## begin Supplied material

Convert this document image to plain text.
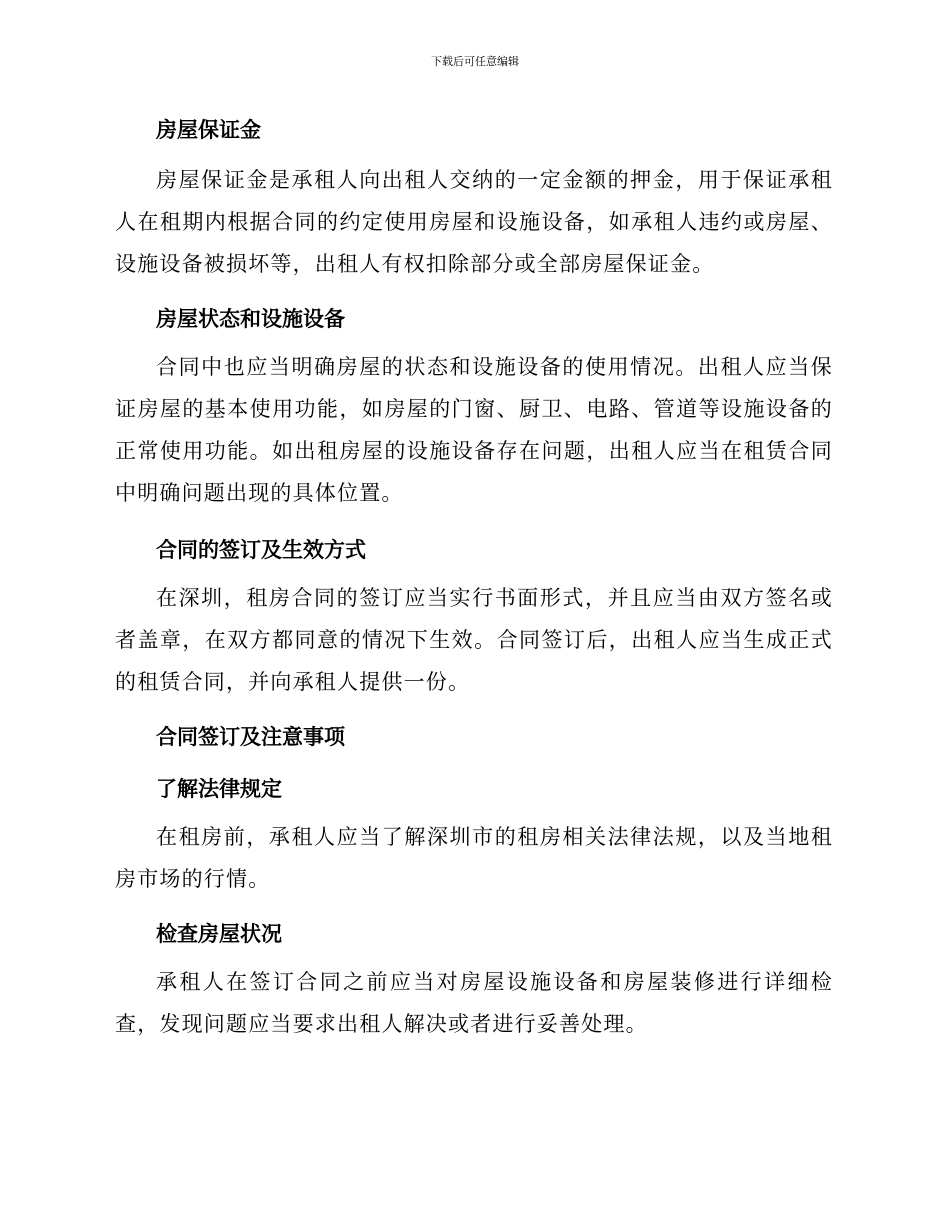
下载后可任意编辑
房屋保证金
房屋保证金是承租人向出租人交纳的一定金额的押金，用于保证承租人在租期内根据合同的约定使用房屋和设施设备，如承租人违约或房屋、设施设备被损坏等，出租人有权扣除部分或全部房屋保证金。
房屋状态和设施设备
合同中也应当明确房屋的状态和设施设备的使用情况。出租人应当保证房屋的基本使用功能，如房屋的门窗、厨卫、电路、管道等设施设备的正常使用功能。如出租房屋的设施设备存在问题，出租人应当在租赁合同中明确问题出现的具体位置。
合同的签订及生效方式
在深圳，租房合同的签订应当实行书面形式，并且应当由双方签名或者盖章，在双方都同意的情况下生效。合同签订后，出租人应当生成正式的租赁合同，并向承租人提供一份。
合同签订及注意事项
了解法律规定
在租房前，承租人应当了解深圳市的租房相关法律法规，以及当地租房市场的行情。
检查房屋状况
承租人在签订合同之前应当对房屋设施设备和房屋装修进行详细检查，发现问题应当要求出租人解决或者进行妥善处理。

## end Supplied material

• Instructions for the task: Copy the material shown above in full and exactly. Skip the pictures.

• Exercise result:
Convert this document image to plain text.
下载后可任意编辑
房屋保证金
房屋保证金是承租人向出租人交纳的一定金额的押金，用于保证承租人在租期内根据合同的约定使用房屋和设施设备，如承租人违约或房屋、设施设备被损坏等，出租人有权扣除部分或全部房屋保证金。
房屋状态和设施设备
合同中也应当明确房屋的状态和设施设备的使用情况。出租人应当保证房屋的基本使用功能，如房屋的门窗、厨卫、电路、管道等设施设备的正常使用功能。如出租房屋的设施设备存在问题，出租人应当在租赁合同中明确问题出现的具体位置。
合同的签订及生效方式
在深圳，租房合同的签订应当实行书面形式，并且应当由双方签名或者盖章，在双方都同意的情况下生效。合同签订后，出租人应当生成正式的租赁合同，并向承租人提供一份。
合同签订及注意事项
了解法律规定
在租房前，承租人应当了解深圳市的租房相关法律法规，以及当地租房市场的行情。
检查房屋状况
承租人在签订合同之前应当对房屋设施设备和房屋装修进行详细检查，发现问题应当要求出租人解决或者进行妥善处理。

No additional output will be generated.